__Task objective__: Omit all pictures. Copy the rest of the material exactly.

__Data for this exercise__:
— Start —

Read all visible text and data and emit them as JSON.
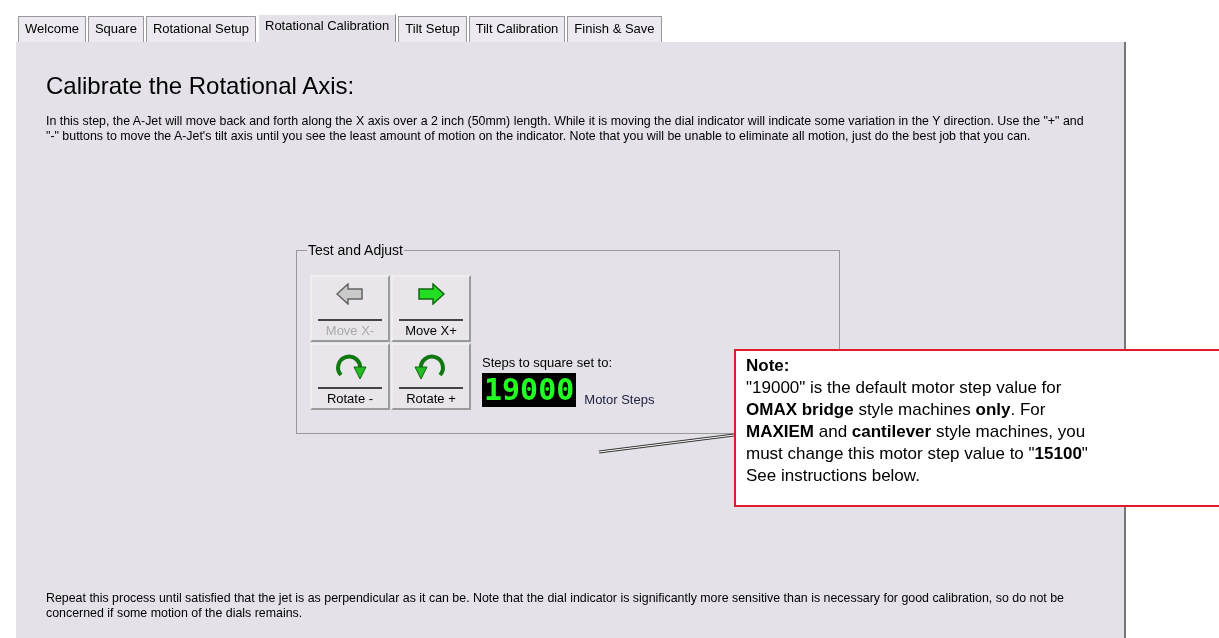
{
  "tabs": [
    {
      "label": "Welcome",
      "selected": false
    },
    {
      "label": "Square",
      "selected": false
    },
    {
      "label": "Rotational Setup",
      "selected": false
    },
    {
      "label": "Rotational Calibration",
      "selected": true
    },
    {
      "label": "Tilt Setup",
      "selected": false
    },
    {
      "label": "Tilt Calibration",
      "selected": false
    },
    {
      "label": "Finish & Save",
      "selected": false
    }
  ],
  "heading": "Calibrate the Rotational Axis:",
  "intro": "In this step, the A-Jet will move back and forth along the X axis over a 2 inch (50mm) length.  While it is moving the dial indicator will indicate some variation in the Y direction.  Use the \"+\" and \"-\" buttons to move the A-Jet's tilt axis until you see the least amount of motion on the indicator.  Note that you will be unable to eliminate all motion, just do the best job that you can.",
  "group": {
    "title": "Test and Adjust",
    "buttons": [
      {
        "label": "Move X-",
        "kind": "left",
        "disabled": true
      },
      {
        "label": "Move X+",
        "kind": "right",
        "disabled": false
      },
      {
        "label": "Rotate -",
        "kind": "cw",
        "disabled": false
      },
      {
        "label": "Rotate +",
        "kind": "ccw",
        "disabled": false
      }
    ],
    "steps_label": "Steps to square set to:",
    "steps_value": "19000",
    "steps_unit": "Motor Steps"
  },
  "note": {
    "title": "Note:",
    "lines": [
      "\"19000\" is the default motor step value for",
      "**OMAX bridge** style machines **only**. For",
      "**MAXIEM** and **cantilever** style machines, you",
      "must change this motor step value to \"**15100**\"",
      "See instructions below."
    ]
  },
  "footer": "Repeat this process until satisfied that the jet is as perpendicular as it can be.  Note that the dial indicator is significantly more sensitive than is necessary for good calibration, so do not be concerned if some motion of the dials remains."
}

— End —

__Correct result__:
Read all visible text and data and emit them as JSON.
{
  "tabs": [
    {
      "label": "Welcome",
      "selected": false
    },
    {
      "label": "Square",
      "selected": false
    },
    {
      "label": "Rotational Setup",
      "selected": false
    },
    {
      "label": "Rotational Calibration",
      "selected": true
    },
    {
      "label": "Tilt Setup",
      "selected": false
    },
    {
      "label": "Tilt Calibration",
      "selected": false
    },
    {
      "label": "Finish & Save",
      "selected": false
    }
  ],
  "heading": "Calibrate the Rotational Axis:",
  "intro": "In this step, the A-Jet will move back and forth along the X axis over a 2 inch (50mm) length.  While it is moving the dial indicator will indicate some variation in the Y direction.  Use the \"+\" and \"-\" buttons to move the A-Jet's tilt axis until you see the least amount of motion on the indicator.  Note that you will be unable to eliminate all motion, just do the best job that you can.",
  "group": {
    "title": "Test and Adjust",
    "buttons": [
      {
        "label": "Move X-",
        "kind": "left",
        "disabled": true
      },
      {
        "label": "Move X+",
        "kind": "right",
        "disabled": false
      },
      {
        "label": "Rotate -",
        "kind": "cw",
        "disabled": false
      },
      {
        "label": "Rotate +",
        "kind": "ccw",
        "disabled": false
      }
    ],
    "steps_label": "Steps to square set to:",
    "steps_value": "19000",
    "steps_unit": "Motor Steps"
  },
  "note": {
    "title": "Note:",
    "lines": [
      "\"19000\" is the default motor step value for",
      "**OMAX bridge** style machines **only**. For",
      "**MAXIEM** and **cantilever** style machines, you",
      "must change this motor step value to \"**15100**\"",
      "See instructions below."
    ]
  },
  "footer": "Repeat this process until satisfied that the jet is as perpendicular as it can be.  Note that the dial indicator is significantly more sensitive than is necessary for good calibration, so do not be concerned if some motion of the dials remains."
}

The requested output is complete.